• **Your instructions**: Pull out each line of the data that includes the word "letter".

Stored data
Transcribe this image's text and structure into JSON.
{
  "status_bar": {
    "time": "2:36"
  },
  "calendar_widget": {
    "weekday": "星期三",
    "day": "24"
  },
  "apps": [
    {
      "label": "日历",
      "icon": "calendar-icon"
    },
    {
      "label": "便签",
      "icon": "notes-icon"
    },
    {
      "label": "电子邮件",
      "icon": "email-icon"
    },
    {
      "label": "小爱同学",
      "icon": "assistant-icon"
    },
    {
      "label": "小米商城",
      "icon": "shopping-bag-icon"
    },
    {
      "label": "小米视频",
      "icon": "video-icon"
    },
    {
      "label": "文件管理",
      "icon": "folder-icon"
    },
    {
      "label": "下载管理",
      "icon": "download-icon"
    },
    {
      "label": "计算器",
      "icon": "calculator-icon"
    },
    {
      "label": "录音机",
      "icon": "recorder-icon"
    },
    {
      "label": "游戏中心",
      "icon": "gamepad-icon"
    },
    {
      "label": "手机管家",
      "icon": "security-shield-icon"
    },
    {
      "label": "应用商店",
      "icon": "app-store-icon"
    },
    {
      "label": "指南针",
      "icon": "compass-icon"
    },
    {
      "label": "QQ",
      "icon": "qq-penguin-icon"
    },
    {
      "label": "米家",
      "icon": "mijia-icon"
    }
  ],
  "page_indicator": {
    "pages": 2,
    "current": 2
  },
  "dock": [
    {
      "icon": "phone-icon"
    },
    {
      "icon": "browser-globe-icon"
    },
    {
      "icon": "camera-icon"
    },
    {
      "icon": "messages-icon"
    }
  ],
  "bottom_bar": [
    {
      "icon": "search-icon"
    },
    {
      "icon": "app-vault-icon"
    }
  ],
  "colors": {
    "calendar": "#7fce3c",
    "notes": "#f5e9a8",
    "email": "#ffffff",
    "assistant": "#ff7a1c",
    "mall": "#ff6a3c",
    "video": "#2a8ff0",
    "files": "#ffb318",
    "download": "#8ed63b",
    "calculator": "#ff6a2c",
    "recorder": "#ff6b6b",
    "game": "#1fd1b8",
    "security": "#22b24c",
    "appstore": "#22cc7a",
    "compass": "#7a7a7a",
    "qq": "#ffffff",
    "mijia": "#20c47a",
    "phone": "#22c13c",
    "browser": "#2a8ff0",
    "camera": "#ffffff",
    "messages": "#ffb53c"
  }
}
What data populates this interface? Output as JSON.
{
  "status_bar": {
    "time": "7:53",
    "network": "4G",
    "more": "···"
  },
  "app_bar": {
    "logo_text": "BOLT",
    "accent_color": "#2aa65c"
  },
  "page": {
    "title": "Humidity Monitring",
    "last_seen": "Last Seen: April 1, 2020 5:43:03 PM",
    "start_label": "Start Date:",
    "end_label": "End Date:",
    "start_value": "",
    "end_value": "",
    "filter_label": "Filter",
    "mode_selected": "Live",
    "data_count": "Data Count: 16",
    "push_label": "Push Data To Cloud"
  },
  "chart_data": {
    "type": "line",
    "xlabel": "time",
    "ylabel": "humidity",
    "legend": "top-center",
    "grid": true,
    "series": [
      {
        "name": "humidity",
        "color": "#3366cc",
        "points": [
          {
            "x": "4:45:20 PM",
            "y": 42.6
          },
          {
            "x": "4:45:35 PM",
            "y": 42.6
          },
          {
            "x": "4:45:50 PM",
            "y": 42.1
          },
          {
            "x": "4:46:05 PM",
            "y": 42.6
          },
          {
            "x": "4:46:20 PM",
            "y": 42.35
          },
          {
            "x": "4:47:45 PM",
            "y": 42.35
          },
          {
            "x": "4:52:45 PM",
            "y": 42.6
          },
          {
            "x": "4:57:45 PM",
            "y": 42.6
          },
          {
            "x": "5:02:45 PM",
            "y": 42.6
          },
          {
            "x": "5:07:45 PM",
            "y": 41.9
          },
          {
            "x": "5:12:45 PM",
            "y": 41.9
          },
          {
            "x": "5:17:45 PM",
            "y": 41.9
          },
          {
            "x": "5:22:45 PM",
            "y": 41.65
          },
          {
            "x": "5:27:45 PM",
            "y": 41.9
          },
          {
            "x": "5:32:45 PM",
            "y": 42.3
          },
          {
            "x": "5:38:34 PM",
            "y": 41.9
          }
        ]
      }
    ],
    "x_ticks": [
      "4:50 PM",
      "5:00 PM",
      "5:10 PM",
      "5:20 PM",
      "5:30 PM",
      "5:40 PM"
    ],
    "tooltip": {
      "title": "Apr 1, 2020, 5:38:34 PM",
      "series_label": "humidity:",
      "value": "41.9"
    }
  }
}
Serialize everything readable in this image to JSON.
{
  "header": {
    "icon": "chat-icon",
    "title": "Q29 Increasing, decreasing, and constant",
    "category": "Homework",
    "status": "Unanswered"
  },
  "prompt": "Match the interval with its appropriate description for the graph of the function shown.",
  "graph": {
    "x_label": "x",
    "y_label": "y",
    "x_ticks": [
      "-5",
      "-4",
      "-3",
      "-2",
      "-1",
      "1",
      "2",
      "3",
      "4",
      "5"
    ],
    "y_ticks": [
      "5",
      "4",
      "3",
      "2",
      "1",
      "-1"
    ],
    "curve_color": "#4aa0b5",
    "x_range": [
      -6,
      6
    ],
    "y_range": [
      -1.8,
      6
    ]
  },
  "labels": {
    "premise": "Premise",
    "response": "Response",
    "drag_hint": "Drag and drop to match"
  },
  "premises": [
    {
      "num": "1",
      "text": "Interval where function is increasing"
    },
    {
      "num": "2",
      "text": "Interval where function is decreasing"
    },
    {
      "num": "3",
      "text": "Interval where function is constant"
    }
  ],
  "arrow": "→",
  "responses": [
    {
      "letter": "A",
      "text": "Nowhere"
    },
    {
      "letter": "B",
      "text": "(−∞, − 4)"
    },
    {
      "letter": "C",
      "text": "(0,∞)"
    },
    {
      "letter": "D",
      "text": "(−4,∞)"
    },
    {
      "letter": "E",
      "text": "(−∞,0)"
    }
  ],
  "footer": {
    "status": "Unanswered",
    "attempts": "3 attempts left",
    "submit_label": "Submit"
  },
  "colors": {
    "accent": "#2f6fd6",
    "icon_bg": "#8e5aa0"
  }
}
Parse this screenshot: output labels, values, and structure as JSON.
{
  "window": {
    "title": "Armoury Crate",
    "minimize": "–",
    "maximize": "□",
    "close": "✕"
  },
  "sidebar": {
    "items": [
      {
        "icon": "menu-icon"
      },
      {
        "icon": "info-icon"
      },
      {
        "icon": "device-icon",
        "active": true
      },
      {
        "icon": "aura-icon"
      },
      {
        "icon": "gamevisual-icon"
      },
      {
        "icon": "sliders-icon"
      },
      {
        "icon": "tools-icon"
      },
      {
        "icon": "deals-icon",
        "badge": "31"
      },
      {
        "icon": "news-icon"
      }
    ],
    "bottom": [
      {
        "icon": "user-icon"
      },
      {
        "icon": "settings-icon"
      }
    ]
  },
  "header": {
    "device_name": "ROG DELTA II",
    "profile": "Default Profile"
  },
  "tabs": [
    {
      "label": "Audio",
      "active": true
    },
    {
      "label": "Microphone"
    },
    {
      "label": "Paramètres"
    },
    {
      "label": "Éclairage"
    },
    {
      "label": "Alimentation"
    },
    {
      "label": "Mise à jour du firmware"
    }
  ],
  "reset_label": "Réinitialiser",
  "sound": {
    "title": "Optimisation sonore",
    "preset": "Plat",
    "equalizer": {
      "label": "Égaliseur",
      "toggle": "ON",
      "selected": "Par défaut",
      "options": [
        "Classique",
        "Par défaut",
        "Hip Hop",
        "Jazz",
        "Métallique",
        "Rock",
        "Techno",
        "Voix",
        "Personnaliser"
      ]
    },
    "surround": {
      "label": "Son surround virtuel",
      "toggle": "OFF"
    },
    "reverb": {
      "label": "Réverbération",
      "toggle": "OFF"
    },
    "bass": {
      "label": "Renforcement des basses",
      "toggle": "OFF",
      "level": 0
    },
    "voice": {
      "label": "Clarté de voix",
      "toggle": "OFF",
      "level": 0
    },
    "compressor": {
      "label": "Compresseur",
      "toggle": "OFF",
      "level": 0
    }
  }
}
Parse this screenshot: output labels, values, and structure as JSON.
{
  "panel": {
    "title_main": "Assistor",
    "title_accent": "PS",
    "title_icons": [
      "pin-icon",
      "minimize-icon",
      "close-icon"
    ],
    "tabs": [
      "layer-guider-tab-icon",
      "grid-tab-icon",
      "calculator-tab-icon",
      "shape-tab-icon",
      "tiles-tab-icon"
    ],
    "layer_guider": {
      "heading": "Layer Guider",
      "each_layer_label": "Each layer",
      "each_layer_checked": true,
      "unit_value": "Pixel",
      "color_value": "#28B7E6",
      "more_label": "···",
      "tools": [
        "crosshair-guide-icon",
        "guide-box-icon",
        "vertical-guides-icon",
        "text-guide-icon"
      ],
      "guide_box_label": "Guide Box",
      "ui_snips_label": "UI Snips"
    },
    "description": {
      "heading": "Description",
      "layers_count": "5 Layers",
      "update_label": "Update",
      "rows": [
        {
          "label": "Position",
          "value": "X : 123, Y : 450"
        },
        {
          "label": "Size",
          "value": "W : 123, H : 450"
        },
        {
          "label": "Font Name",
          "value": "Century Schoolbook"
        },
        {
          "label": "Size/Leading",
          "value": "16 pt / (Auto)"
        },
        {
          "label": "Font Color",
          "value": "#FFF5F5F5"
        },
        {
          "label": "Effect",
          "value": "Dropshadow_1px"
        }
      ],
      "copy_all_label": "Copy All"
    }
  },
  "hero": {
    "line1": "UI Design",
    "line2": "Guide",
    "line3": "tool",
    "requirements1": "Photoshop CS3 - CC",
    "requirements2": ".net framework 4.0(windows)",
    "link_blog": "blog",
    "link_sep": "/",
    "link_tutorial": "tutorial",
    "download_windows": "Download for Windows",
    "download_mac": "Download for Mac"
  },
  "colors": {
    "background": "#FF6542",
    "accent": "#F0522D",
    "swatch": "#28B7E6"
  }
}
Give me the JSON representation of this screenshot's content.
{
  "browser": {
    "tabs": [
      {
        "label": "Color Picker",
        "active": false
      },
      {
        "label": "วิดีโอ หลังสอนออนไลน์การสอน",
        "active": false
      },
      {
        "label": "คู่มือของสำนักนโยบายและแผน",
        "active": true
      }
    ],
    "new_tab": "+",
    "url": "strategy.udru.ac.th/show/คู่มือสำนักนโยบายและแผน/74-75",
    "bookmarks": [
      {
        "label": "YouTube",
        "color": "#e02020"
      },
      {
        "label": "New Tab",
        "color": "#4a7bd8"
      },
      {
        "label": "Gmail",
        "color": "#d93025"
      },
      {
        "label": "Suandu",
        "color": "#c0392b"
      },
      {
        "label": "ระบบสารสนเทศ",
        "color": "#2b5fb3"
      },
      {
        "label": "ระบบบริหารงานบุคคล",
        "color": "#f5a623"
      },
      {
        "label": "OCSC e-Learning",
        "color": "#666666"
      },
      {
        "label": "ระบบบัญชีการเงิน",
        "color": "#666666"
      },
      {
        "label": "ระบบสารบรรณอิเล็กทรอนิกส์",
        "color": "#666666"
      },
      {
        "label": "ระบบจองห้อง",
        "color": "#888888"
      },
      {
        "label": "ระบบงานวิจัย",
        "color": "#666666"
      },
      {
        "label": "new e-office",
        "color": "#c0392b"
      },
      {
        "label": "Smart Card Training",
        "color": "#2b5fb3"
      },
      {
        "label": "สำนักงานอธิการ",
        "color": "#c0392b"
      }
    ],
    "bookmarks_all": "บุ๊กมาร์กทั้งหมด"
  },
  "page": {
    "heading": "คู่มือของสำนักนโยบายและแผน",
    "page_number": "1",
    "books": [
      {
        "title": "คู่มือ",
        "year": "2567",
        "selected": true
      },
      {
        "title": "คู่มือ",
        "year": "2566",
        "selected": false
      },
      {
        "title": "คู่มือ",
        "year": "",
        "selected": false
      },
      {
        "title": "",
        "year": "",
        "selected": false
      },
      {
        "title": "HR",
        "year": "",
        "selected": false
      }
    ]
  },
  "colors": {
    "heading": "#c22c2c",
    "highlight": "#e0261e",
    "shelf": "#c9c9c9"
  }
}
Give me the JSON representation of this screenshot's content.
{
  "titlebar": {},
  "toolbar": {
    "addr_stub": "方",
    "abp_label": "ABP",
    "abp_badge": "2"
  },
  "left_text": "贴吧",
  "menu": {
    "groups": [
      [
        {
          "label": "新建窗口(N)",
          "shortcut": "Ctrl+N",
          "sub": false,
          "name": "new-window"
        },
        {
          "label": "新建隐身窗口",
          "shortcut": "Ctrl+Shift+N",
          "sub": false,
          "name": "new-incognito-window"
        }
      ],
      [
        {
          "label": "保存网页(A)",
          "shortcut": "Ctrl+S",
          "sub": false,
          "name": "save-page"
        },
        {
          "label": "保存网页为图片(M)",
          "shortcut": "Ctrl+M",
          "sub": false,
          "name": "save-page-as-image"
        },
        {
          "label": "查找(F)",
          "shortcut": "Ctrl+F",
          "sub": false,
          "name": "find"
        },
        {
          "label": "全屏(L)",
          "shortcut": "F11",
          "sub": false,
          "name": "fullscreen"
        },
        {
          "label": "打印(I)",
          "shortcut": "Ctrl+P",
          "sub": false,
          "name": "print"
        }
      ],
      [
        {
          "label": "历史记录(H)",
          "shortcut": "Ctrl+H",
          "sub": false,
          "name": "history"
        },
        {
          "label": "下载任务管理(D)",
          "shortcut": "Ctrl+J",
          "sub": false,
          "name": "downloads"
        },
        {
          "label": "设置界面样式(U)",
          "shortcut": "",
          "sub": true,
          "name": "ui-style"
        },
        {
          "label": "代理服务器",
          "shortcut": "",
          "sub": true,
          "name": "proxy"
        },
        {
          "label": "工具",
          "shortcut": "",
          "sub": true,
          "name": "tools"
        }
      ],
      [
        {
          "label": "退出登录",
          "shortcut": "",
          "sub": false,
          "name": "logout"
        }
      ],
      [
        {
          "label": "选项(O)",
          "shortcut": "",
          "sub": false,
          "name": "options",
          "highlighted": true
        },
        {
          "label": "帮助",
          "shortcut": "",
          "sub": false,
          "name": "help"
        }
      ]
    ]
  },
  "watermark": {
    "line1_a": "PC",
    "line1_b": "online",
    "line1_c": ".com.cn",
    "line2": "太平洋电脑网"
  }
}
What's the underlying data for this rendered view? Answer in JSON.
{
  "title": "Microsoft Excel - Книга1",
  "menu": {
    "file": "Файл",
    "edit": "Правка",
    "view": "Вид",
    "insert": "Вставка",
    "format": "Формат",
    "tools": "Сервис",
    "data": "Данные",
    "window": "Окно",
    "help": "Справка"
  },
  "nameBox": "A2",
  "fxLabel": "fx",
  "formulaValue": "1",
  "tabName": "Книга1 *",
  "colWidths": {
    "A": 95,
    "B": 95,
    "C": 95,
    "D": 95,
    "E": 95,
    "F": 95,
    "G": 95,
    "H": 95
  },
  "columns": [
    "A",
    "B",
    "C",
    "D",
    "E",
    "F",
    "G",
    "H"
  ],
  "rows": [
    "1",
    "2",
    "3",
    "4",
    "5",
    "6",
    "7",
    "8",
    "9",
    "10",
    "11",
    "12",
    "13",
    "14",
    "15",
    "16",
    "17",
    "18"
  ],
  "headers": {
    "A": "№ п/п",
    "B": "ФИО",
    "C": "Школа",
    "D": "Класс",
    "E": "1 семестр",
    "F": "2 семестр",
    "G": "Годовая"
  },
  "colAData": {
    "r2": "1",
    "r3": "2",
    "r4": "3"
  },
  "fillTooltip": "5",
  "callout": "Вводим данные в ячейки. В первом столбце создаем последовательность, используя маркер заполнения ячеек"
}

• **Correct result**:
      "letter": "A",
      "letter": "B",
      "letter": "C",
      "letter": "D",
      "letter": "E",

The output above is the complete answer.